Desafios:
(1) De acordo com o texto sobre a execução trabalhista, quantos artigos da CLT regulam a fase de execução, e quais são eles?
(2) Escreva um parágrafo que dê continuidade ao texto sobre a execução trabalhista, começando logo após a sua última frase.

═══ Página

O fundamento da existência deste princípio é o alcance a igualdade substancial entre as partes, ainda que para isso seja necessária a criação de normas protetivas a apenas uma delas, primado este que se desdobra em regras como tais: in dúbio pro operário, norma mais favorável e condição mais benéfica.Acontece que, como bem salienta José Augusto Rodrigues Pinto, o Direito do Trabalho, como ramo da ciência jurídica, também se servirá obrigatoriamente de outros princípios peculiares a determinados ramos, princípios gerais, como o princípio da razoabilidade de conduta, da proporcionalidade, princípio da boa-fé nos contratos, princípio do não locupletamento com a própria malícia, dentre outros inúmeros, conforme autoriza de forma expressa o artigo 8o da Consolidação das Leis Trabalhistas. (PINTO, 2003, p.80).

Frise-se que, o próprio artigo 8o da CLT, ainda preceitua de maneira inequívoca que, quando da aplicação dos princípios, há de se atentar para que esta ocorra sempre de maneira que nenhum interesse de classe ou particular prevaleça sobre o interesse público. Ou seja, na aplicação da legislação trabalhista, não se poderá prestigiar o interesse de classe ou particular em detrimento do interesse público. Nota-se aqui que, em que pese à existência do princípio protetor, o que sempre deve importa é o interesse coletivo. Se o interesse público estiver em jogo, não serão utilizadas as regras.

O parágrafo único deste mesmo artigo declara a aplicação subsidiária do Direito Comum, consoante também faz o artigo 769 da CLT, quanto às leis processuais.

A execução é, sem sombra de dúvidas, a fase processual do Direito do Trabalho, que envolve mais complexidade e desafio à função judicante, quanto à aplicação dos princípios, já que é nela que se vislumbra verdadeiramente a prestação jurisdicional, com a entrega do bem da vida perseguido no processo.

Não bastasse a complexidade peculiar desta fase processual, o legislador demonstra seu descaso com essa fundamental fase de procedimento trabalhista na abordagem tímida e superficial que empresta à matéria, regulada por apenas 17 artigos, os artigos 876 a 892 da CLT. Agrava o quadro com a remissão a quase desconhecida Lei nº. 6.830/80 que, por não preencher todas as lacunas da CLT, exige à aplicação do Código de Processo Civil.

A execução trabalhista, como é de se esperar, também possui princípios próprios a sua fase, que costumam seguir a mesma lógica dos princípios do Direito Material do Trabalho, mas precisamente o princípio da proteção; dando origem a princípios como o da Superioridade do Exeqüente Trabalhista, “axioma” segundo o qual a execução se faz no interesse e benefício unicamente do Exeqüente.

══════
═══ Informações fornecidas

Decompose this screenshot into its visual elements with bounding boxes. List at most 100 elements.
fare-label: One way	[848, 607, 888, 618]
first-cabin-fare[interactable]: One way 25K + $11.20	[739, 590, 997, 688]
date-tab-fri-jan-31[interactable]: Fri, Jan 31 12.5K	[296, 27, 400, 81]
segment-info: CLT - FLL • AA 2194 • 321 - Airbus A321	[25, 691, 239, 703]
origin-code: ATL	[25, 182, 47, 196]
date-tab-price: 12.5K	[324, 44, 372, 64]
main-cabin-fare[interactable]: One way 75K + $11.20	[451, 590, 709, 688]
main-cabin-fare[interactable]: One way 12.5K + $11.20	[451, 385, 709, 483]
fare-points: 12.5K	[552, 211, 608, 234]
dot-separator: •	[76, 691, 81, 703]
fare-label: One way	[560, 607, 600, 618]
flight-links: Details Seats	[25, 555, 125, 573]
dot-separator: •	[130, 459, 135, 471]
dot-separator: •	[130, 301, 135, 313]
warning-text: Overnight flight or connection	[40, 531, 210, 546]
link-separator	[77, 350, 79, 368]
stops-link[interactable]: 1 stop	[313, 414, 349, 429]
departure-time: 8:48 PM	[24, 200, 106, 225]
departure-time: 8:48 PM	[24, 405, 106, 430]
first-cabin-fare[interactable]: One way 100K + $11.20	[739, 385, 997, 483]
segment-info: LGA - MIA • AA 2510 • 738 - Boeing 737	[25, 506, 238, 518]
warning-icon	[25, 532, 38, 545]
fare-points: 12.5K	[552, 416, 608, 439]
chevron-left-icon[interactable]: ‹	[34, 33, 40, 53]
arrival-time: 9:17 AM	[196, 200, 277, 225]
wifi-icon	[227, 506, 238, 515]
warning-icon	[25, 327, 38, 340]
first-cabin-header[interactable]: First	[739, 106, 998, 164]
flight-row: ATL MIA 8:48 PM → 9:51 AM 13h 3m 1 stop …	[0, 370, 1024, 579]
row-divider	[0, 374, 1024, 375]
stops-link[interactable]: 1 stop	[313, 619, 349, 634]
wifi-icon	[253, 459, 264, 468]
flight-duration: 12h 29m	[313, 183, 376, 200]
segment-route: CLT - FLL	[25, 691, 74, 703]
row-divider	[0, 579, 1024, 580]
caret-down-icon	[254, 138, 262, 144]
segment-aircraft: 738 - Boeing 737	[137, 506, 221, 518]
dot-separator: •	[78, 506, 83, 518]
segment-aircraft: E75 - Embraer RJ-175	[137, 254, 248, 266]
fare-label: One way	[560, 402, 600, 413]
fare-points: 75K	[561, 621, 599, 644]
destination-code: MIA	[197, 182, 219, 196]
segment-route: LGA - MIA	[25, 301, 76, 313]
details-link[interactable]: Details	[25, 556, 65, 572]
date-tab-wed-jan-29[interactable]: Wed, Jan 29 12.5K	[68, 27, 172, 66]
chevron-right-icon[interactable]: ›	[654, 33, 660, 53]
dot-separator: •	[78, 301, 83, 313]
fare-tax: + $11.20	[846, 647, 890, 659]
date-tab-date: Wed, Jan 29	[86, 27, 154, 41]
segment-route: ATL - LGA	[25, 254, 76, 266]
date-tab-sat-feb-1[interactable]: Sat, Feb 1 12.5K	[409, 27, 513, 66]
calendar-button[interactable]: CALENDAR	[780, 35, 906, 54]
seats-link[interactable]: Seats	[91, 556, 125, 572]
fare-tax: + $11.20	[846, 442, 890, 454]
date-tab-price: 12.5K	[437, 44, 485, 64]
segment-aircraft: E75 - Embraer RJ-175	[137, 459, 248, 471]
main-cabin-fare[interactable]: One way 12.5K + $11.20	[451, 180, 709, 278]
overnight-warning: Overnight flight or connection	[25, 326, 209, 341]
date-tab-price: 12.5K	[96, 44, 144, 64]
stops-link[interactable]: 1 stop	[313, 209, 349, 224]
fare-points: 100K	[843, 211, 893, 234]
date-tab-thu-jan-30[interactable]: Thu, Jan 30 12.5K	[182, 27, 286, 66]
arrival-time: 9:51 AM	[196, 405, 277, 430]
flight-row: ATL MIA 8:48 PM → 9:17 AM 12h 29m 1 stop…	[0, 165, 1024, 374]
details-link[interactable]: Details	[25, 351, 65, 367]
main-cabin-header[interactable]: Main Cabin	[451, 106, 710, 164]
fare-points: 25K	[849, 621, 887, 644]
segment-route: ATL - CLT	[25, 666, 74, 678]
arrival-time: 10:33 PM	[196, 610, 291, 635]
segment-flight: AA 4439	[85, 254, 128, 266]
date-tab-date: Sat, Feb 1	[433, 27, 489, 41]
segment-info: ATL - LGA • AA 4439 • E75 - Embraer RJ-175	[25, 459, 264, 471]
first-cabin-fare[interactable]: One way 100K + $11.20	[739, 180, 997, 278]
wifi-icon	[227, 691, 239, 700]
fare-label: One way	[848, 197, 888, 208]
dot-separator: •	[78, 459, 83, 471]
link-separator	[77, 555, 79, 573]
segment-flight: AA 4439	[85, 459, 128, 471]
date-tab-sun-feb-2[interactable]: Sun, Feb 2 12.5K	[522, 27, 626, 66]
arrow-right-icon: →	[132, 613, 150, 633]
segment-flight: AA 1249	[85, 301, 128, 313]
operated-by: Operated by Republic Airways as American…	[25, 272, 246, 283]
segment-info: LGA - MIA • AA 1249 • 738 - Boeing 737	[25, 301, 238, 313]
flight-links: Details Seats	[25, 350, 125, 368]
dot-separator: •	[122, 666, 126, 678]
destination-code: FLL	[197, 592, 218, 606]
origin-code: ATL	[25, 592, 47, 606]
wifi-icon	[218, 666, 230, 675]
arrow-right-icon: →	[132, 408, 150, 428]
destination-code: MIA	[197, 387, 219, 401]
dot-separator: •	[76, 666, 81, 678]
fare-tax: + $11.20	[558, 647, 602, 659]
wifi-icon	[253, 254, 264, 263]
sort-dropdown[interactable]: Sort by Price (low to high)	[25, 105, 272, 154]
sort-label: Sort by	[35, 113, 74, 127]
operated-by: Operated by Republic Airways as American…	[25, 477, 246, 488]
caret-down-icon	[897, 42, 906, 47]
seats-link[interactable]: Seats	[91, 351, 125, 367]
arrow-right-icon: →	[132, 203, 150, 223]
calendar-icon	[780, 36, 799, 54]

══════

Respostas esperadas:
(1) Apenas 17 artigos: os artigos 876 a 892 da CLT.

(2)
Preocupados com o tratamento ministrado à execução trabalhista por Juízos e Tribunais, nem sempre atentos ao escopo dos princípios norteadores da Ciência Jurídica como um todo, limitando-se apenas aos do ramo do Direito do Trabalho, embora a própria CLT determine o contrário, tenta-se demonstrar que o surgimento de inúmeros problemas seria facilmente sanável, caso atuassem identificando e analisando corretamente os princípios de aplicação possível, sem prejuízo a efetividade da prestação jurisdicional e sem, no entanto, causar danos ao devedor, ao Executado.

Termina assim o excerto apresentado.